PROBLEM TO WORK ON -
Note how many lines hold the string "Jones" and give that number without any other words.

RECORDS FOR THE EXERCISE -
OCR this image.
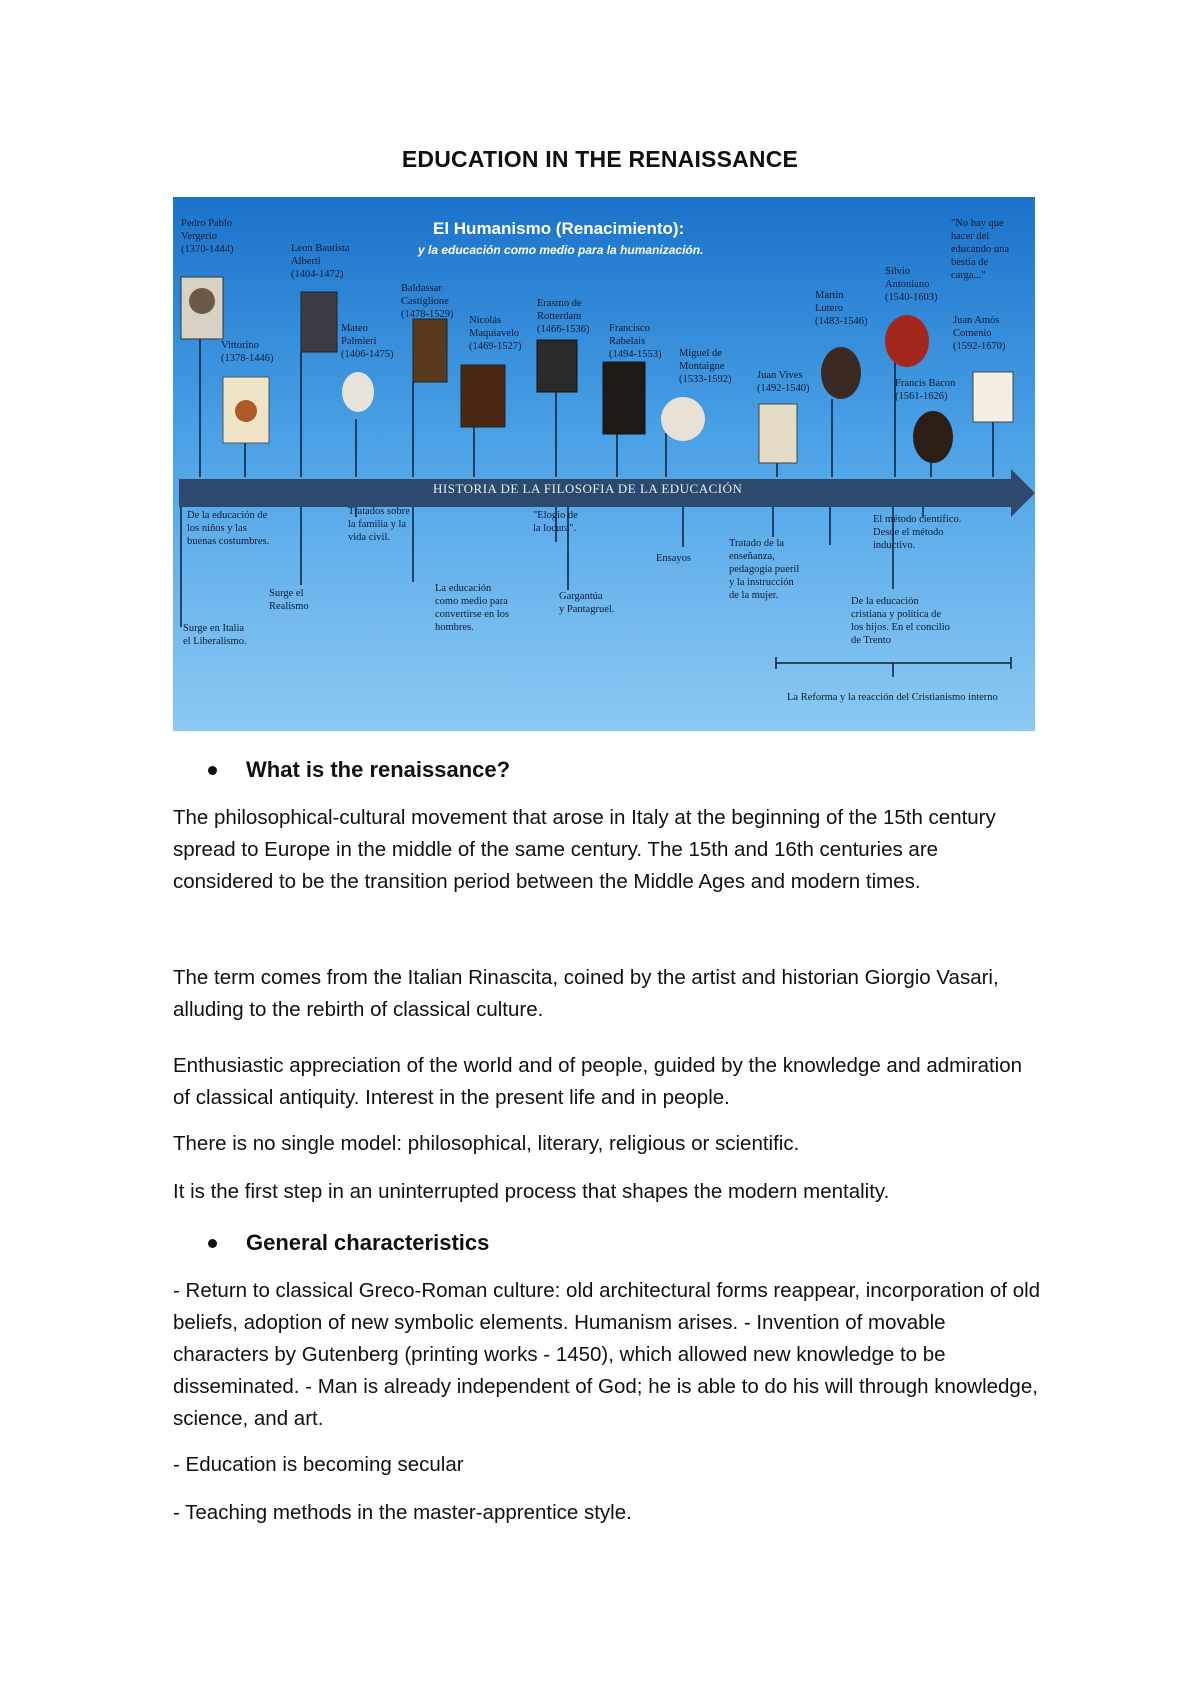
EDUCATION IN THE RENAISSANCE
El Humanismo (Renacimiento):
y la educación como medio para la humanización.
Pedro Pablo
Vergerio
(1370-1444)	Leon Bautista
Alberti
(1404-1472)
Baldassar
Castiglione
(1478-1529)
Erasmo de
Rotterdam
(1466-1536)
Vittorino
(1378-1446)
Mateo
Palmieri
(1406-1475)
Nicolás
Maquiavelo
(1469-1527)
Francisco
Rabelais
(1494-1553) Miguel de
Montaigne
(1533-1592) Juan Vives
(1492-1540)
Martín
Lutero
(1483-1546)
Silvio
Antoniano
(1540-1603)
Francis Bacon
(1561-1626)
"No hay que
hacer del
educando una
bestia de
carga..."
Juan Amós
Comenio
(1592-1670)
HISTORIA DE LA FILOSOFIA DE LA EDUCACIÓN
De la educación de
los niños y las
buenas costumbres.
Tratados sobre
la familia y la
vida civil.
"Elogio de
la locura".
El método científico.
Desde el método
inductivo.
Surge el
Realismo
La educación
como medio para
convertirse en los
hombres.
Gargantúa
y Pantagruel.
Ensayos
Tratado de la
enseñanza,
pedagogía pueril
y la instrucción
de la mujer.
De la educación
cristiana y política de
los hijos. En el concilio
de Trento
Surge en Italia
el Liberalismo.
La Reforma y la reacción del Cristianismo interno
What is the renaissance?
The philosophical-cultural movement that arose in Italy at the beginning of the 15th century spread to Europe in the middle of the same century. The 15th and 16th centuries are considered to be the transition period between the Middle Ages and modern times.
The term comes from the Italian Rinascita, coined by the artist and historian Giorgio Vasari, alluding to the rebirth of classical culture.
Enthusiastic appreciation of the world and of people, guided by the knowledge and admiration of classical antiquity. Interest in the present life and in people.
There is no single model: philosophical, literary, religious or scientific.
It is the first step in an uninterrupted process that shapes the modern mentality.
General characteristics
- Return to classical Greco-Roman culture: old architectural forms reappear, incorporation of old beliefs, adoption of new symbolic elements. Humanism arises. - Invention of movable characters by Gutenberg (printing works - 1450), which allowed new knowledge to be disseminated. - Man is already independent of God; he is able to do his will through knowledge, science, and art.
- Education is becoming secular
- Teaching methods in the master-apprentice style.
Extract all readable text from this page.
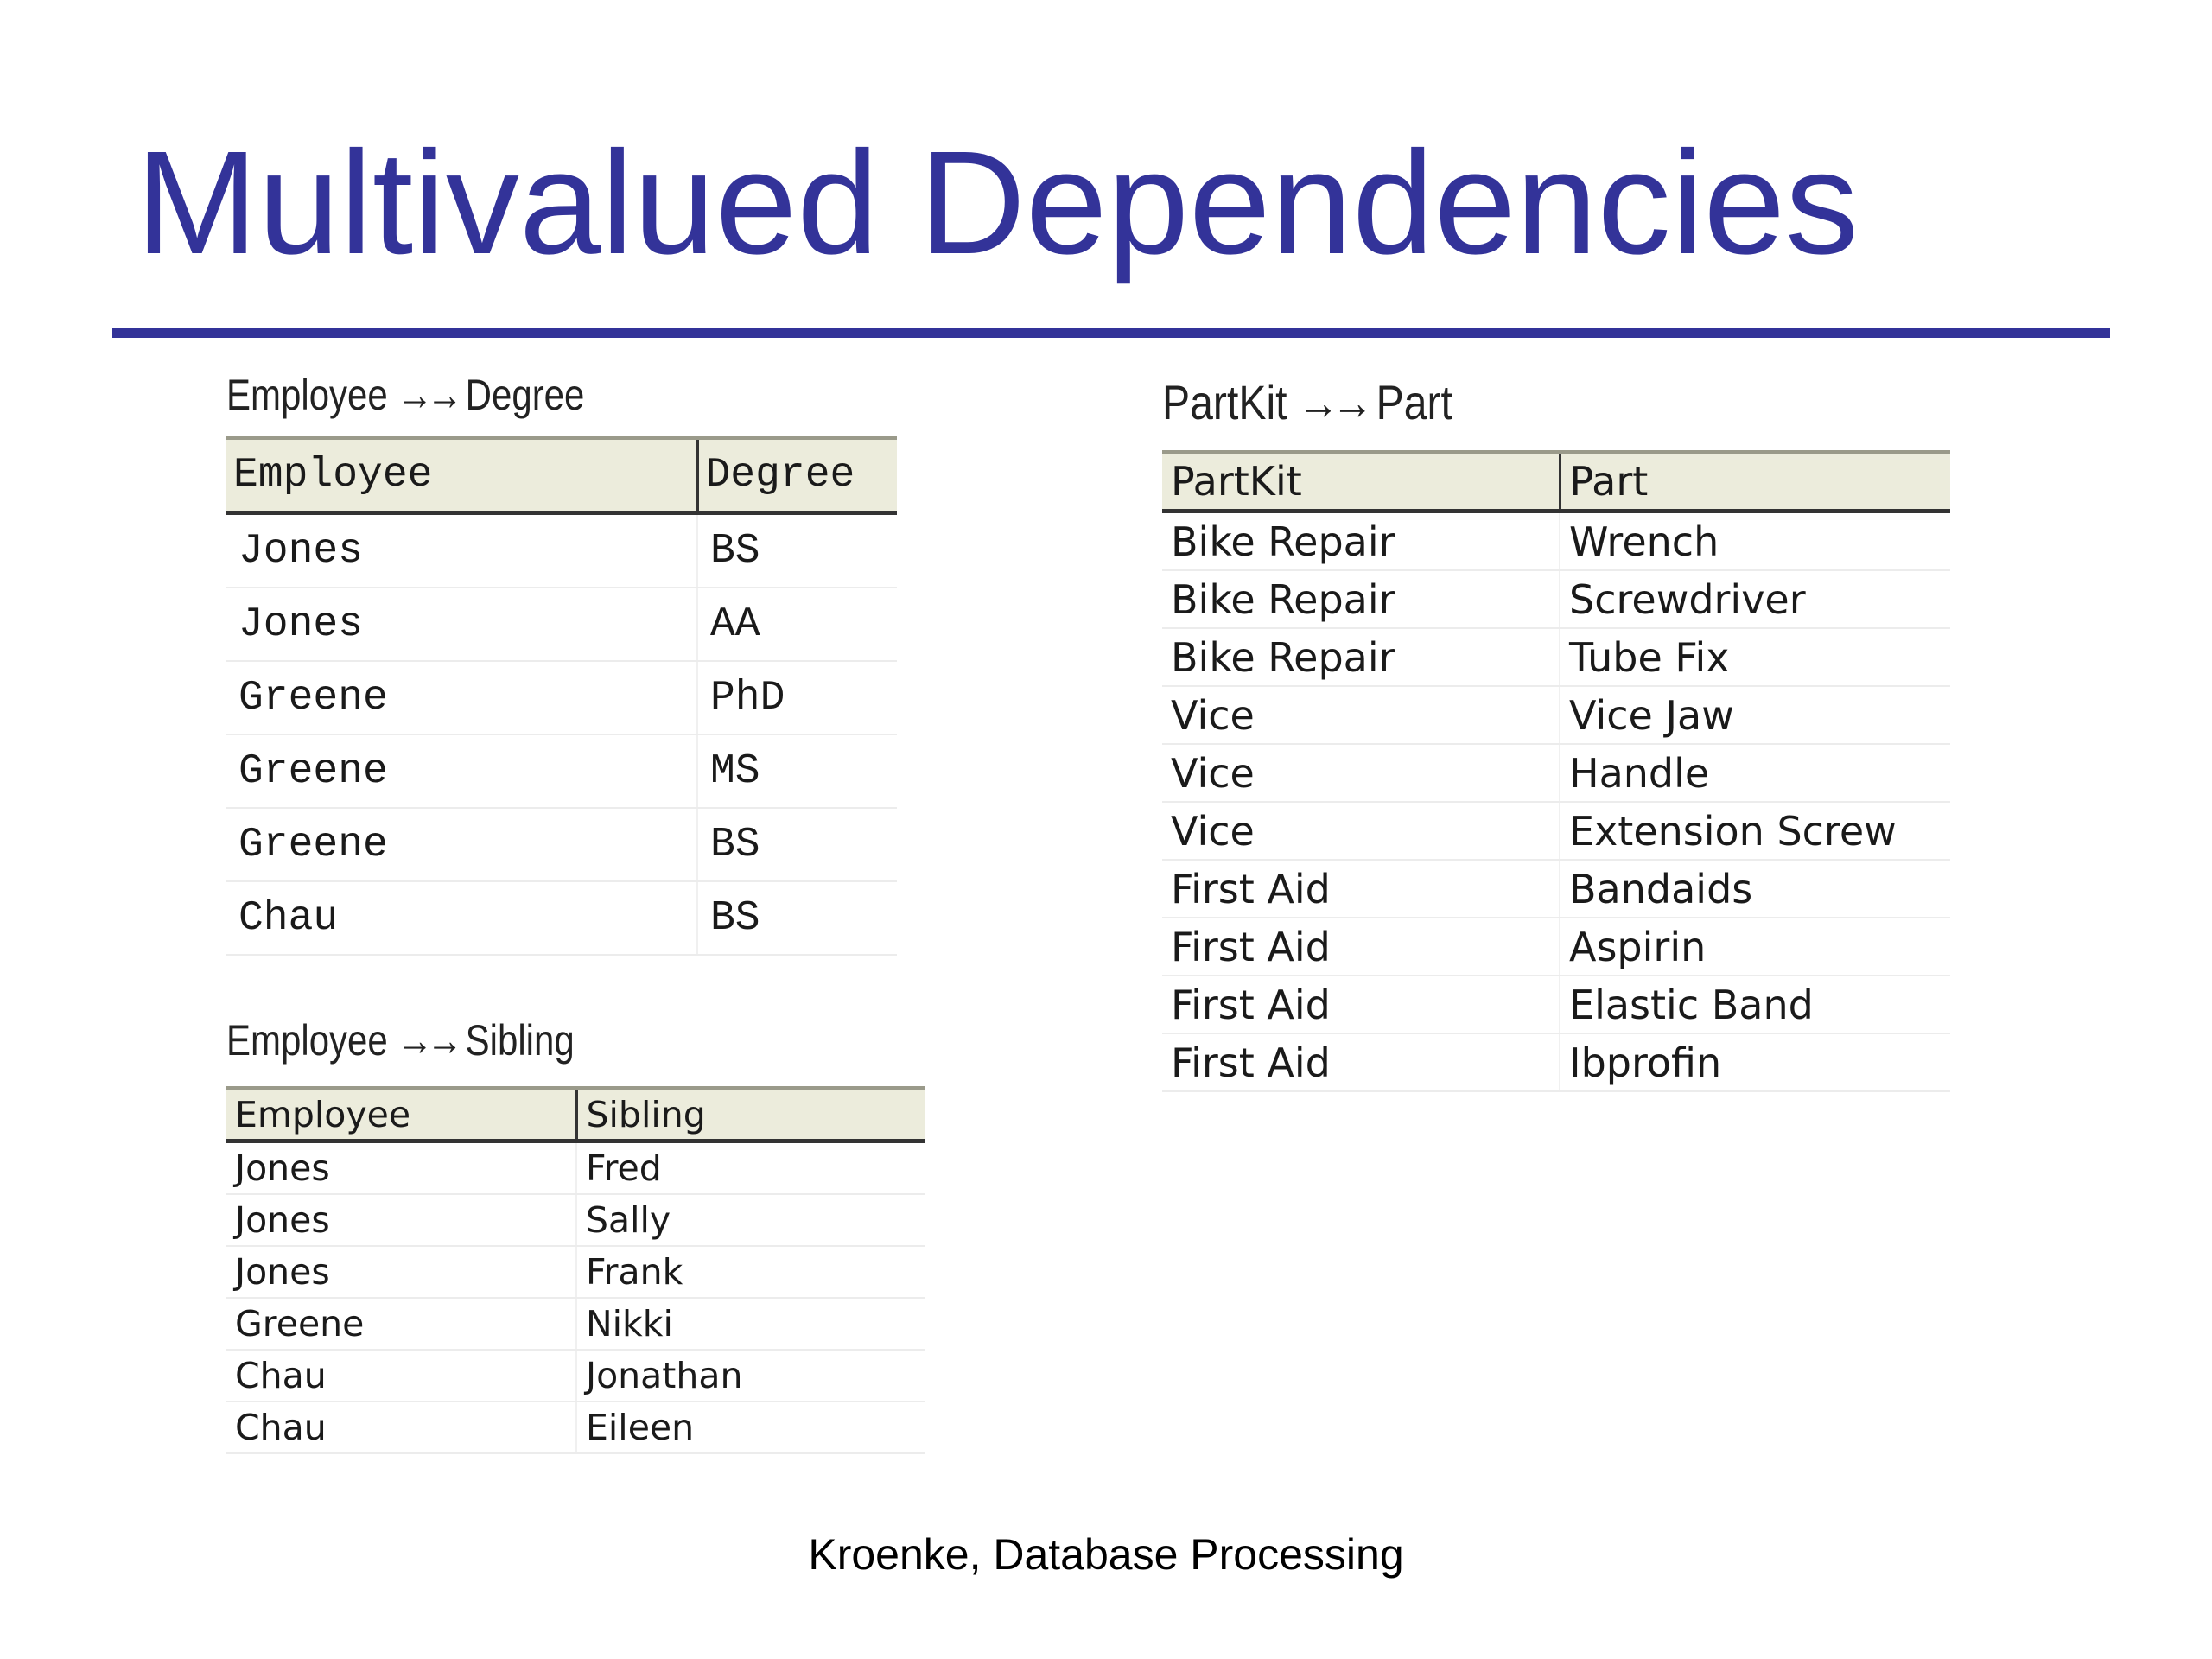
Multivalued Dependencies
Employee →→ Degree
Employee	Degree
Jones	BS
Jones	AA
Greene	PhD
Greene	MS
Greene	BS
Chau	BS
Employee →→ Sibling
Employee	Sibling
Jones	Fred
Jones	Sally
Jones	Frank
Greene	Nikki
Chau	Jonathan
Chau	Eileen
PartKit →→ Part
PartKit	Part
Bike Repair	Wrench
Bike Repair	Screwdriver
Bike Repair	Tube Fix
Vice	Vice Jaw
Vice	Handle
Vice	Extension Screw
First Aid	Bandaids
First Aid	Aspirin
First Aid	Elastic Band
First Aid	Ibprofin
Kroenke, Database Processing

FINISHED TASK -
5